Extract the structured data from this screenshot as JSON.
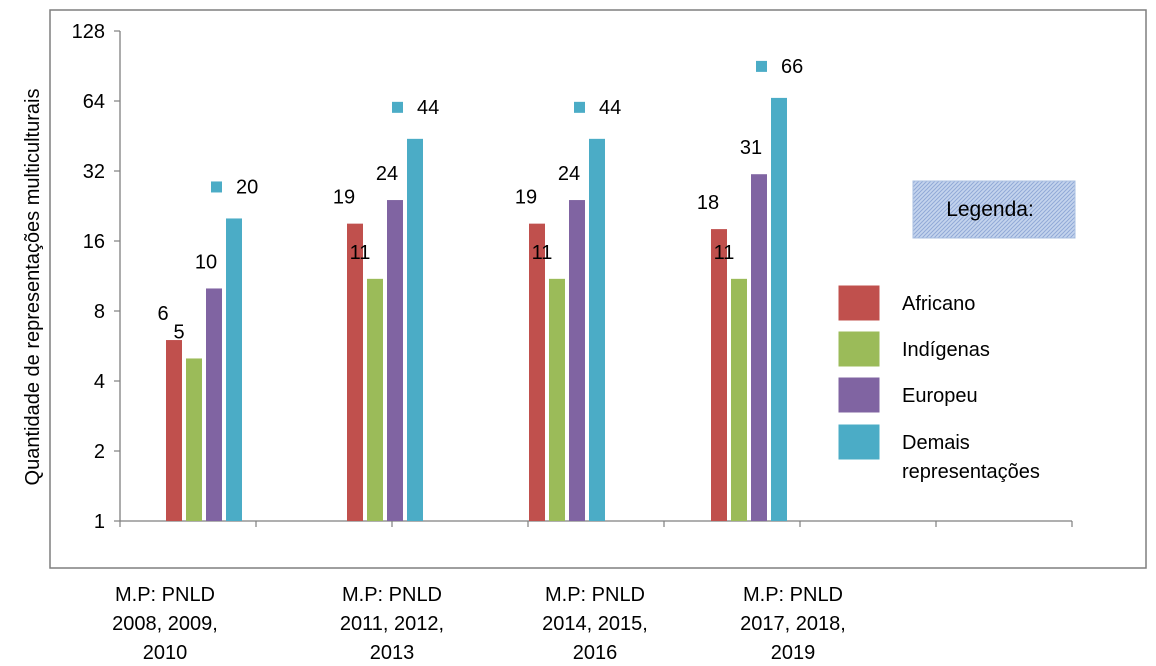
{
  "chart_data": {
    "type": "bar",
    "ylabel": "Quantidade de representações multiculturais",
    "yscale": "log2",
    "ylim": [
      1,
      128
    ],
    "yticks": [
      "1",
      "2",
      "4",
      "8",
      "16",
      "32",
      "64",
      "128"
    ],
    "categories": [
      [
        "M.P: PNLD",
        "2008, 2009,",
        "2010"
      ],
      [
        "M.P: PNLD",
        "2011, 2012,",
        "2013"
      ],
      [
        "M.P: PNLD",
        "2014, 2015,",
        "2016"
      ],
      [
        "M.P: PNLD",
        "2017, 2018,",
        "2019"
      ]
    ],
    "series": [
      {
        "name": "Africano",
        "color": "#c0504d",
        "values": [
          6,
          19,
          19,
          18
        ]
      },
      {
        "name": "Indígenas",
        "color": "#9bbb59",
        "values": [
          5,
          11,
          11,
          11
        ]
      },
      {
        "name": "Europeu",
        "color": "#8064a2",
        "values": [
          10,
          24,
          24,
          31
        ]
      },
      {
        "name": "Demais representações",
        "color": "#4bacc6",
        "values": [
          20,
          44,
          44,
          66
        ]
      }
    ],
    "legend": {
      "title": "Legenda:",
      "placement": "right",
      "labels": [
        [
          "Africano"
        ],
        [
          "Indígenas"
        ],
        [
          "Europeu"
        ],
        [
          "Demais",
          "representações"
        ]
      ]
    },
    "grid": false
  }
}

######

Direction: Reproduce the data word for word, excluding its pictures.

Exercise answer:
Extract the structured data from this screenshot as JSON.
{
  "chart_data": {
    "type": "bar",
    "ylabel": "Quantidade de representações multiculturais",
    "yscale": "log2",
    "ylim": [
      1,
      128
    ],
    "yticks": [
      "1",
      "2",
      "4",
      "8",
      "16",
      "32",
      "64",
      "128"
    ],
    "categories": [
      [
        "M.P: PNLD",
        "2008, 2009,",
        "2010"
      ],
      [
        "M.P: PNLD",
        "2011, 2012,",
        "2013"
      ],
      [
        "M.P: PNLD",
        "2014, 2015,",
        "2016"
      ],
      [
        "M.P: PNLD",
        "2017, 2018,",
        "2019"
      ]
    ],
    "series": [
      {
        "name": "Africano",
        "color": "#c0504d",
        "values": [
          6,
          19,
          19,
          18
        ]
      },
      {
        "name": "Indígenas",
        "color": "#9bbb59",
        "values": [
          5,
          11,
          11,
          11
        ]
      },
      {
        "name": "Europeu",
        "color": "#8064a2",
        "values": [
          10,
          24,
          24,
          31
        ]
      },
      {
        "name": "Demais representações",
        "color": "#4bacc6",
        "values": [
          20,
          44,
          44,
          66
        ]
      }
    ],
    "legend": {
      "title": "Legenda:",
      "placement": "right",
      "labels": [
        [
          "Africano"
        ],
        [
          "Indígenas"
        ],
        [
          "Europeu"
        ],
        [
          "Demais",
          "representações"
        ]
      ]
    },
    "grid": false
  }
}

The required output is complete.